TEXT:

Second war (1789–93)

The second war involved a larger territory. It started when the Gqunukhwebe clans of the Xhosa started to penetrate back into the Zuurveld, a district between the Great Fish and the Sundays Rivers. Some frontiersmen, under Barend Lindeque, allied themselves with Ndlambe to repel the Gqunukhwebe. Panic ensued and farms were abandoned.

Start of British involvement

Third war (1799–03)

The third war started in January 1799 with a Xhosa rebellion that General Thomas Pakenham Vandeleur crushed. Discontented Khoikhoi then revolted, joined with the Xhosa in the Zuurveld, and started attacking, raiding farms occupied by European and Dutch settlers, reaching Oudtshoorn by July 1799. Commandos from Graaf-Reinet and Swellendam then started fighting in a string of clashes. The government then made peace with the Xhosa and allowed them to stay in the Zuurveld. In 1801, another Graaff-Reinet rebellion started forcing more Khoi desertions and farm abandonments. The commandos could achieve no result, so in February 1803 a peace was arranged, leaving the Xhosas still in the big Zuurveld.

Fourth War (1811–12)

The Fourth War was the second experienced under British rule. The Zuurveld acted as a buffer zone between the Cape Colony and Xhosa territory, empty of the Boers and British to the east and the Xhosa to the west. In 1811, the Xhosa occupied the area, and flashpoint conflicts with encroaching settlers followed. An expeditionary force under the command of Colonel John Graham drove the Xhosa back beyond the Fish River in an effort that the first Governor of the Cape Colony, Lieutenant-General John Cradock, characterized as involving no more bloodshed "than was necessary to impress on the minds of these savages a proper degree of terror and respect". About four thousand 1820 Settlers subsequently settled on the Fish River. "Graham's Town" arose on the site of Colonel Graham's headquarters; in time this became Grahamstown.

COLLECTED DATA:
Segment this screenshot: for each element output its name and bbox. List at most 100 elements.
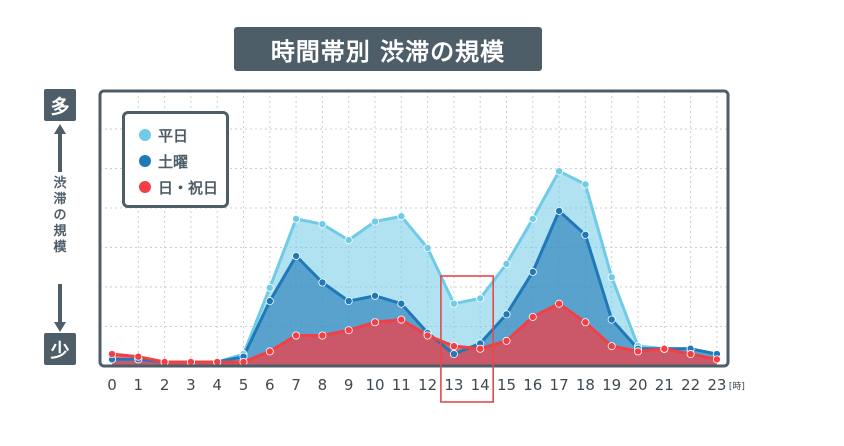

GIVEN PROBLEM 1: In the passage on the frontier wars, why was a peace arranged in February 1803?
GIVEN PROBLEM 2: Write out the part of the passage on the frontier wars starting with "Start of British" and going on through "Fourth War (1811–12)".
GIVEN PROBLEM 3:
Answer these questions using the passage on the frontier wars:
(a) In the second war, who led the frontiersmen who allied themselves with Ndlambe?
(b) By what month and year had the attacks in the third war reached Oudtshoorn?
(c) About how many 1820 Settlers settled on the Fish River after the fourth war?

FINAL RESULT 1: A peace was arranged in February 1803 because the commandos could achieve no result. This came after another Graaff-Reinet rebellion began in 1801 and led to more Khoi desertions and farms being abandoned.

FINAL RESULT 2:
Start of British involvement

Third war (1799–03)

The third war started in January 1799 with a Xhosa rebellion that General Thomas Pakenham Vandeleur crushed. Discontented Khoikhoi then revolted, joined with the Xhosa in the Zuurveld, and started attacking, raiding farms occupied by European and Dutch settlers, reaching Oudtshoorn by July 1799. Commandos from Graaf-Reinet and Swellendam then started fighting in a string of clashes. The government then made peace with the Xhosa and allowed them to stay in the Zuurveld. In 1801, another Graaff-Reinet rebellion started forcing more Khoi desertions and farm abandonments. The commandos could achieve no result, so in February 1803 a peace was arranged, leaving the Xhosas still in the big Zuurveld.

Fourth War (1811–12)

FINAL RESULT 3:
(a) Barend Lindeque
(b) July 1799
(c) About four thousand